===== Input data =====

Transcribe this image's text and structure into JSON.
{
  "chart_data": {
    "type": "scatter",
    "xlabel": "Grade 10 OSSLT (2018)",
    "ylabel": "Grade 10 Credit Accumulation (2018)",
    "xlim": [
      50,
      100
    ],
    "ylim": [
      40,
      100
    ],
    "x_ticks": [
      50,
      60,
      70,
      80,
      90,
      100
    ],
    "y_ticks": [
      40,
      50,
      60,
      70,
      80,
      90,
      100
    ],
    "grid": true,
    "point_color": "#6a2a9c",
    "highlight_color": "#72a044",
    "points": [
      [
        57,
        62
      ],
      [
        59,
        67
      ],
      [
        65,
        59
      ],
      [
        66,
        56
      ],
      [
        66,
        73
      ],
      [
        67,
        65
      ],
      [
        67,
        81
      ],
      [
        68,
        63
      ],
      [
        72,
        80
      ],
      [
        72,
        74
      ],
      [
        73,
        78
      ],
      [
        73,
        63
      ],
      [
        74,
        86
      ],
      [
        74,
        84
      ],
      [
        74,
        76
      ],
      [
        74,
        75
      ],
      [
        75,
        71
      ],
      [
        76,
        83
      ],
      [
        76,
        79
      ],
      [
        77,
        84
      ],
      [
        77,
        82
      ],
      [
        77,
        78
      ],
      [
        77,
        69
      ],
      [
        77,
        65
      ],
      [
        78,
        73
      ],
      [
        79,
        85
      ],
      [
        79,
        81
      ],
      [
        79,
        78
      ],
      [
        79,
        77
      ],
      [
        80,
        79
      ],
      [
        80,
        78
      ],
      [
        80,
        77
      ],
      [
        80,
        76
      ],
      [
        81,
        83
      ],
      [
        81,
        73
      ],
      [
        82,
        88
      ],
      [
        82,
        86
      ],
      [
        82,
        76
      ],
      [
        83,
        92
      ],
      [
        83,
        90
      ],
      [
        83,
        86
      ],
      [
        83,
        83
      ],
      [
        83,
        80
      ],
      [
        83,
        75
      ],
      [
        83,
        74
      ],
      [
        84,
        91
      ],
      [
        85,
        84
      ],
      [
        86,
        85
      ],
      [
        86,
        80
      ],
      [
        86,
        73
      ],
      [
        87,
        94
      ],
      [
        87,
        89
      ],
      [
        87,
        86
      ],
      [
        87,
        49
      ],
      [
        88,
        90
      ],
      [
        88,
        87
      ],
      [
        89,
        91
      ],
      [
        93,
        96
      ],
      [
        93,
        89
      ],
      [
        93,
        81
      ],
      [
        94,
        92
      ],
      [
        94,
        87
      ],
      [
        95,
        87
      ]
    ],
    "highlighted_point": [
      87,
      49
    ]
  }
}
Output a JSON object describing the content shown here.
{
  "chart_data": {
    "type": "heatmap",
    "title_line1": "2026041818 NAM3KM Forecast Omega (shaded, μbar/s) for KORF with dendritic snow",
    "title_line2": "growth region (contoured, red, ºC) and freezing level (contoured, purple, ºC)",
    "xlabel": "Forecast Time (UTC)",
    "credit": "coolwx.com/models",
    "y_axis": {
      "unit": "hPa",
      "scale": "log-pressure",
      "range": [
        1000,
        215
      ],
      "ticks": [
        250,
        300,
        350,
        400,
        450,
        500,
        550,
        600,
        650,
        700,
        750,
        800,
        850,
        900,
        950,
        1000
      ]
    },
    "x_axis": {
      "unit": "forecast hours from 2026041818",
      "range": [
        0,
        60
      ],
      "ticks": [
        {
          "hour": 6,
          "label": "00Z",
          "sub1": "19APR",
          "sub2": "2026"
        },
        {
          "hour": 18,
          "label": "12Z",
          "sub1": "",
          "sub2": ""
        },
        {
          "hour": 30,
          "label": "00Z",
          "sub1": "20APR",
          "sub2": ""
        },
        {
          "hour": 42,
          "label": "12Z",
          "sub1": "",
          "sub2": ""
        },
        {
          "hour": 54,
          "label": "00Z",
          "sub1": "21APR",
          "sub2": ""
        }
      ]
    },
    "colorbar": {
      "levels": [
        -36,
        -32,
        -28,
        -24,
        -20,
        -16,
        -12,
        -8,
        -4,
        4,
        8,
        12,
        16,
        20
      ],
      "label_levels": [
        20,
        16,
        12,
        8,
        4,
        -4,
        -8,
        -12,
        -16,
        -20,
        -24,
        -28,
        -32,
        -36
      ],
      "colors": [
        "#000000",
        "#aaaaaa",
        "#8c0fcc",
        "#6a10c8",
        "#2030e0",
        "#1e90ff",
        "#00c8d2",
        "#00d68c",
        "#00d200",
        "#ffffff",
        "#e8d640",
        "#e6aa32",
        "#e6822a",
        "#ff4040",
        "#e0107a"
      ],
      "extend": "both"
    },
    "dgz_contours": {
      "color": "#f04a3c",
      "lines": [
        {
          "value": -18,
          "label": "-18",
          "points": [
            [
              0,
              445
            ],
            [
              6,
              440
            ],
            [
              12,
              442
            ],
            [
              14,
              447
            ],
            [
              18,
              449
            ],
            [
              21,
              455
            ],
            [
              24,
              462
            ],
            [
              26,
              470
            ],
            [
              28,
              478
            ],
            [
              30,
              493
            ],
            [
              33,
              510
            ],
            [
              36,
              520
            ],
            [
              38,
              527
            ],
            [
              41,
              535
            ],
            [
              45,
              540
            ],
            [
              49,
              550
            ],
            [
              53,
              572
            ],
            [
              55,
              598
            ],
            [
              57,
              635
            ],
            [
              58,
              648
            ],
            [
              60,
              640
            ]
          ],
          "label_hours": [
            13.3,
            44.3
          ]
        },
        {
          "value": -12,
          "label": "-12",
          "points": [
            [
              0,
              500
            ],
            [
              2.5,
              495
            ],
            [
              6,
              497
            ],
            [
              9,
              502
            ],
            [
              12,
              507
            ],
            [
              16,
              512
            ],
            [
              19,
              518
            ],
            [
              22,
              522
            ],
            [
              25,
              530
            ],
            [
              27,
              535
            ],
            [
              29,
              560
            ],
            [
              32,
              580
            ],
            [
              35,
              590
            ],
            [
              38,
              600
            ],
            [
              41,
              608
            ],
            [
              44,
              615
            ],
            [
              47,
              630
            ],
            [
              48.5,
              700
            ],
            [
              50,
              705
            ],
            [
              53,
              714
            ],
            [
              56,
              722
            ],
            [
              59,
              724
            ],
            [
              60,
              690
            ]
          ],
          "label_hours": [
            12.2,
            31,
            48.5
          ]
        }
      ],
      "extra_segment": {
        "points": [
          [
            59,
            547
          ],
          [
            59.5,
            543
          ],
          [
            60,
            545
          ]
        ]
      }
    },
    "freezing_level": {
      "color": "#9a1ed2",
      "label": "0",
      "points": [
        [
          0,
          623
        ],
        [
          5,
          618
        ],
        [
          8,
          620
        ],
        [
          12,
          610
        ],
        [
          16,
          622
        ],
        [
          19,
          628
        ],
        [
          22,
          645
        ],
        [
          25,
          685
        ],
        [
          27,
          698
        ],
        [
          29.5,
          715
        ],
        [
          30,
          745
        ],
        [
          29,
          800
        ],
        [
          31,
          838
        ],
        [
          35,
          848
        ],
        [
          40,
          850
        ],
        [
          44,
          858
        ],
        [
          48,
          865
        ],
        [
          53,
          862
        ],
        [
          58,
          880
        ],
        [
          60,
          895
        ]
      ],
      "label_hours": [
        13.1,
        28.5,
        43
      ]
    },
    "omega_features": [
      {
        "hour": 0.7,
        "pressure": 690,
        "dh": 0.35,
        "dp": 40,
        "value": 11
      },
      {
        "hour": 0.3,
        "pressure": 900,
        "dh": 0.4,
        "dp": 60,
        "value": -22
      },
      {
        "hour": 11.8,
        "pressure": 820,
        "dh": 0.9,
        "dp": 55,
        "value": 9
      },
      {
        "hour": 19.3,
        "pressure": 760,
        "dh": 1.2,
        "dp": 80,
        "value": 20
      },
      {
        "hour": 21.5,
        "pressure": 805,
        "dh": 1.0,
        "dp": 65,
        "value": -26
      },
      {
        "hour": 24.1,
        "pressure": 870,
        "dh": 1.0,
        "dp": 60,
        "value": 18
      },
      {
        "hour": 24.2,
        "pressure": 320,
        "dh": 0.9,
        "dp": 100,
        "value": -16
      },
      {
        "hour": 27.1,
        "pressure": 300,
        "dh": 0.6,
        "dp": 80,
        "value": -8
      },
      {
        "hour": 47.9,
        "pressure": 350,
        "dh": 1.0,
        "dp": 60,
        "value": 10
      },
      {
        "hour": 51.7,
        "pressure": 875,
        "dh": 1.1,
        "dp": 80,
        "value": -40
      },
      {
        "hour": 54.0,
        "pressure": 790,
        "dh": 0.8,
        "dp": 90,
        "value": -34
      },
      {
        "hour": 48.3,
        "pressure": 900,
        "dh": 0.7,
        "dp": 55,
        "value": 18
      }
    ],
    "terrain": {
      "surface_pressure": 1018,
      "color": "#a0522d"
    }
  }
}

=====

What needs to be done: Tally the lines of the listing above that include the word "JSON". Answer with the number alone.

The solution: 2